[BEGIN Recorded data]
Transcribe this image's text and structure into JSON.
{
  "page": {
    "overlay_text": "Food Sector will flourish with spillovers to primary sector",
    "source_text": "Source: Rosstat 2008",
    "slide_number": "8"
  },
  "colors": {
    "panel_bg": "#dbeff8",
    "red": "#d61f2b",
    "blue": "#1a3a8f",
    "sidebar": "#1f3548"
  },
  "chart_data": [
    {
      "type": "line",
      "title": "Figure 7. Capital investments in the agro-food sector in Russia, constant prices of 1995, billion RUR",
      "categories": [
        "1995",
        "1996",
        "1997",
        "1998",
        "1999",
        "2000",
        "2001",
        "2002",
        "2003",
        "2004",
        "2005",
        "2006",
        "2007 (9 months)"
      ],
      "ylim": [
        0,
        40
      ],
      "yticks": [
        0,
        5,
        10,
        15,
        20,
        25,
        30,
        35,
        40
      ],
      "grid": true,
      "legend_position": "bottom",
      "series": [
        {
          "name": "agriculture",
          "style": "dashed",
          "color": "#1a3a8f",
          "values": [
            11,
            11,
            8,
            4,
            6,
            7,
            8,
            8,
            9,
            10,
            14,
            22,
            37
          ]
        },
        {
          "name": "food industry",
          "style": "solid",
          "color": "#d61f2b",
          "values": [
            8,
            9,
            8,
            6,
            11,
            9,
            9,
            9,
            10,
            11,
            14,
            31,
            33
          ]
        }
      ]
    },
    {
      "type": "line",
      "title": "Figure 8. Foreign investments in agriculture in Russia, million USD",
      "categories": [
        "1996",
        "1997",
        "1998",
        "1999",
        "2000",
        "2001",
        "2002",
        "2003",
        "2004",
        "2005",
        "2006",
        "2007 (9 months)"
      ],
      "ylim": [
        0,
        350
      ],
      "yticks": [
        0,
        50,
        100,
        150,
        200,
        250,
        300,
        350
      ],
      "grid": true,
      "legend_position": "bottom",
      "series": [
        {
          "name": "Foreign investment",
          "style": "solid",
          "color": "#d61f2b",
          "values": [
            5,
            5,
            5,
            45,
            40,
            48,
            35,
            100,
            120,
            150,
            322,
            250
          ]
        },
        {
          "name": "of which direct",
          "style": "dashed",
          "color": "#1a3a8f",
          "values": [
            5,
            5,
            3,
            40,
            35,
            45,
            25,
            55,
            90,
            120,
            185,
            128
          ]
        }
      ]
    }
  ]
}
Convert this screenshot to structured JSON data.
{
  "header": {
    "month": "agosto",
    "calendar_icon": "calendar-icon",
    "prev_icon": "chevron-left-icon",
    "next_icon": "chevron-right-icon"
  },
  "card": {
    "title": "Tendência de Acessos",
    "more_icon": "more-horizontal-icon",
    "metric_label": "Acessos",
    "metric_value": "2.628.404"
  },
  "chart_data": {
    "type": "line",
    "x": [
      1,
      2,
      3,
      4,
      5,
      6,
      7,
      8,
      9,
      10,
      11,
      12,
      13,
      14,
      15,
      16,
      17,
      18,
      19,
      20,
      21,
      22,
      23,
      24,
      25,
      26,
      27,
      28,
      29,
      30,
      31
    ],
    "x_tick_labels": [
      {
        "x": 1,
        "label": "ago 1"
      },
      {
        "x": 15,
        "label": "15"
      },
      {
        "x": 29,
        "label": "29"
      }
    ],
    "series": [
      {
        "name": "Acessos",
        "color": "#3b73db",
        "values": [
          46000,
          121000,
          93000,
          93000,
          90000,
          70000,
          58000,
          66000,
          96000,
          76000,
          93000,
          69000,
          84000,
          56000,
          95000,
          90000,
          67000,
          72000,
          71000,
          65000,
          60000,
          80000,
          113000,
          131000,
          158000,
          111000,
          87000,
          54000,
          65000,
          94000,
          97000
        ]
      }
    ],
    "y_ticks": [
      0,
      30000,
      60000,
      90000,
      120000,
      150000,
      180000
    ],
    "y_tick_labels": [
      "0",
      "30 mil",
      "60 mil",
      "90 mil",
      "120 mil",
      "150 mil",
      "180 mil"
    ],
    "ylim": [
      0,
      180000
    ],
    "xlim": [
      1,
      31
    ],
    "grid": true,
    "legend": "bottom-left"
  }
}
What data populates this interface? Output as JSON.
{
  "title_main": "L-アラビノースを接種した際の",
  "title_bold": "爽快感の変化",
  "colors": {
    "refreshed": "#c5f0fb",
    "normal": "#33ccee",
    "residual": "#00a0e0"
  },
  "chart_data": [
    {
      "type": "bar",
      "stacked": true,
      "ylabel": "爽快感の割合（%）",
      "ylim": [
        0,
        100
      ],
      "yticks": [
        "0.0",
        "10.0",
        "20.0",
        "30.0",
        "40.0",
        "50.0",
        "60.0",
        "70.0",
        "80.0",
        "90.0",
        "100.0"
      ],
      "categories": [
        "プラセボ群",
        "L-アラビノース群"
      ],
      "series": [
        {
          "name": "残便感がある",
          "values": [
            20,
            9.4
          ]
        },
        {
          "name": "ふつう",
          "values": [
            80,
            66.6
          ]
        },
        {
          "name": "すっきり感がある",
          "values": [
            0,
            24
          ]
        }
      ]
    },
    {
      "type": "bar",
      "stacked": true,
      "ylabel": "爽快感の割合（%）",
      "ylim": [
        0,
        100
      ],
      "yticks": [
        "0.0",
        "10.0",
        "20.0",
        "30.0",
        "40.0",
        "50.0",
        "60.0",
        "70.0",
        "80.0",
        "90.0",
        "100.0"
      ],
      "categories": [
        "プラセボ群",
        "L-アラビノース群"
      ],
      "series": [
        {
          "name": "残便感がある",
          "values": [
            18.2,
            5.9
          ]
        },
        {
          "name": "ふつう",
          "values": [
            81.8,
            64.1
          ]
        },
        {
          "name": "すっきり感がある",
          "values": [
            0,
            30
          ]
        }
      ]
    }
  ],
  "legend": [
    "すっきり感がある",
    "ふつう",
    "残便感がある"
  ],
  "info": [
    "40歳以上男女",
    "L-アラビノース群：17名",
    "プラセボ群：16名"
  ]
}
[END Recorded data]
What you have to do: Retype all of the material, keeping each line exact.

Result of this exercise:
Transcribe this image's text and structure into JSON.
{
  "page": {
    "overlay_text": "Food Sector will flourish with spillovers to primary sector",
    "source_text": "Source: Rosstat 2008",
    "slide_number": "8"
  },
  "colors": {
    "panel_bg": "#dbeff8",
    "red": "#d61f2b",
    "blue": "#1a3a8f",
    "sidebar": "#1f3548"
  },
  "chart_data": [
    {
      "type": "line",
      "title": "Figure 7. Capital investments in the agro-food sector in Russia, constant prices of 1995, billion RUR",
      "categories": [
        "1995",
        "1996",
        "1997",
        "1998",
        "1999",
        "2000",
        "2001",
        "2002",
        "2003",
        "2004",
        "2005",
        "2006",
        "2007 (9 months)"
      ],
      "ylim": [
        0,
        40
      ],
      "yticks": [
        0,
        5,
        10,
        15,
        20,
        25,
        30,
        35,
        40
      ],
      "grid": true,
      "legend_position": "bottom",
      "series": [
        {
          "name": "agriculture",
          "style": "dashed",
          "color": "#1a3a8f",
          "values": [
            11,
            11,
            8,
            4,
            6,
            7,
            8,
            8,
            9,
            10,
            14,
            22,
            37
          ]
        },
        {
          "name": "food industry",
          "style": "solid",
          "color": "#d61f2b",
          "values": [
            8,
            9,
            8,
            6,
            11,
            9,
            9,
            9,
            10,
            11,
            14,
            31,
            33
          ]
        }
      ]
    },
    {
      "type": "line",
      "title": "Figure 8. Foreign investments in agriculture in Russia, million USD",
      "categories": [
        "1996",
        "1997",
        "1998",
        "1999",
        "2000",
        "2001",
        "2002",
        "2003",
        "2004",
        "2005",
        "2006",
        "2007 (9 months)"
      ],
      "ylim": [
        0,
        350
      ],
      "yticks": [
        0,
        50,
        100,
        150,
        200,
        250,
        300,
        350
      ],
      "grid": true,
      "legend_position": "bottom",
      "series": [
        {
          "name": "Foreign investment",
          "style": "solid",
          "color": "#d61f2b",
          "values": [
            5,
            5,
            5,
            45,
            40,
            48,
            35,
            100,
            120,
            150,
            322,
            250
          ]
        },
        {
          "name": "of which direct",
          "style": "dashed",
          "color": "#1a3a8f",
          "values": [
            5,
            5,
            3,
            40,
            35,
            45,
            25,
            55,
            90,
            120,
            185,
            128
          ]
        }
      ]
    }
  ]
}
Convert this screenshot to structured JSON data.
{
  "header": {
    "month": "agosto",
    "calendar_icon": "calendar-icon",
    "prev_icon": "chevron-left-icon",
    "next_icon": "chevron-right-icon"
  },
  "card": {
    "title": "Tendência de Acessos",
    "more_icon": "more-horizontal-icon",
    "metric_label": "Acessos",
    "metric_value": "2.628.404"
  },
  "chart_data": {
    "type": "line",
    "x": [
      1,
      2,
      3,
      4,
      5,
      6,
      7,
      8,
      9,
      10,
      11,
      12,
      13,
      14,
      15,
      16,
      17,
      18,
      19,
      20,
      21,
      22,
      23,
      24,
      25,
      26,
      27,
      28,
      29,
      30,
      31
    ],
    "x_tick_labels": [
      {
        "x": 1,
        "label": "ago 1"
      },
      {
        "x": 15,
        "label": "15"
      },
      {
        "x": 29,
        "label": "29"
      }
    ],
    "series": [
      {
        "name": "Acessos",
        "color": "#3b73db",
        "values": [
          46000,
          121000,
          93000,
          93000,
          90000,
          70000,
          58000,
          66000,
          96000,
          76000,
          93000,
          69000,
          84000,
          56000,
          95000,
          90000,
          67000,
          72000,
          71000,
          65000,
          60000,
          80000,
          113000,
          131000,
          158000,
          111000,
          87000,
          54000,
          65000,
          94000,
          97000
        ]
      }
    ],
    "y_ticks": [
      0,
      30000,
      60000,
      90000,
      120000,
      150000,
      180000
    ],
    "y_tick_labels": [
      "0",
      "30 mil",
      "60 mil",
      "90 mil",
      "120 mil",
      "150 mil",
      "180 mil"
    ],
    "ylim": [
      0,
      180000
    ],
    "xlim": [
      1,
      31
    ],
    "grid": true,
    "legend": "bottom-left"
  }
}
What data populates this interface? Output as JSON.
{
  "title_main": "L-アラビノースを接種した際の",
  "title_bold": "爽快感の変化",
  "colors": {
    "refreshed": "#c5f0fb",
    "normal": "#33ccee",
    "residual": "#00a0e0"
  },
  "chart_data": [
    {
      "type": "bar",
      "stacked": true,
      "ylabel": "爽快感の割合（%）",
      "ylim": [
        0,
        100
      ],
      "yticks": [
        "0.0",
        "10.0",
        "20.0",
        "30.0",
        "40.0",
        "50.0",
        "60.0",
        "70.0",
        "80.0",
        "90.0",
        "100.0"
      ],
      "categories": [
        "プラセボ群",
        "L-アラビノース群"
      ],
      "series": [
        {
          "name": "残便感がある",
          "values": [
            20,
            9.4
          ]
        },
        {
          "name": "ふつう",
          "values": [
            80,
            66.6
          ]
        },
        {
          "name": "すっきり感がある",
          "values": [
            0,
            24
          ]
        }
      ]
    },
    {
      "type": "bar",
      "stacked": true,
      "ylabel": "爽快感の割合（%）",
      "ylim": [
        0,
        100
      ],
      "yticks": [
        "0.0",
        "10.0",
        "20.0",
        "30.0",
        "40.0",
        "50.0",
        "60.0",
        "70.0",
        "80.0",
        "90.0",
        "100.0"
      ],
      "categories": [
        "プラセボ群",
        "L-アラビノース群"
      ],
      "series": [
        {
          "name": "残便感がある",
          "values": [
            18.2,
            5.9
          ]
        },
        {
          "name": "ふつう",
          "values": [
            81.8,
            64.1
          ]
        },
        {
          "name": "すっきり感がある",
          "values": [
            0,
            30
          ]
        }
      ]
    }
  ],
  "legend": [
    "すっきり感がある",
    "ふつう",
    "残便感がある"
  ],
  "info": [
    "40歳以上男女",
    "L-アラビノース群：17名",
    "プラセボ群：16名"
  ]
}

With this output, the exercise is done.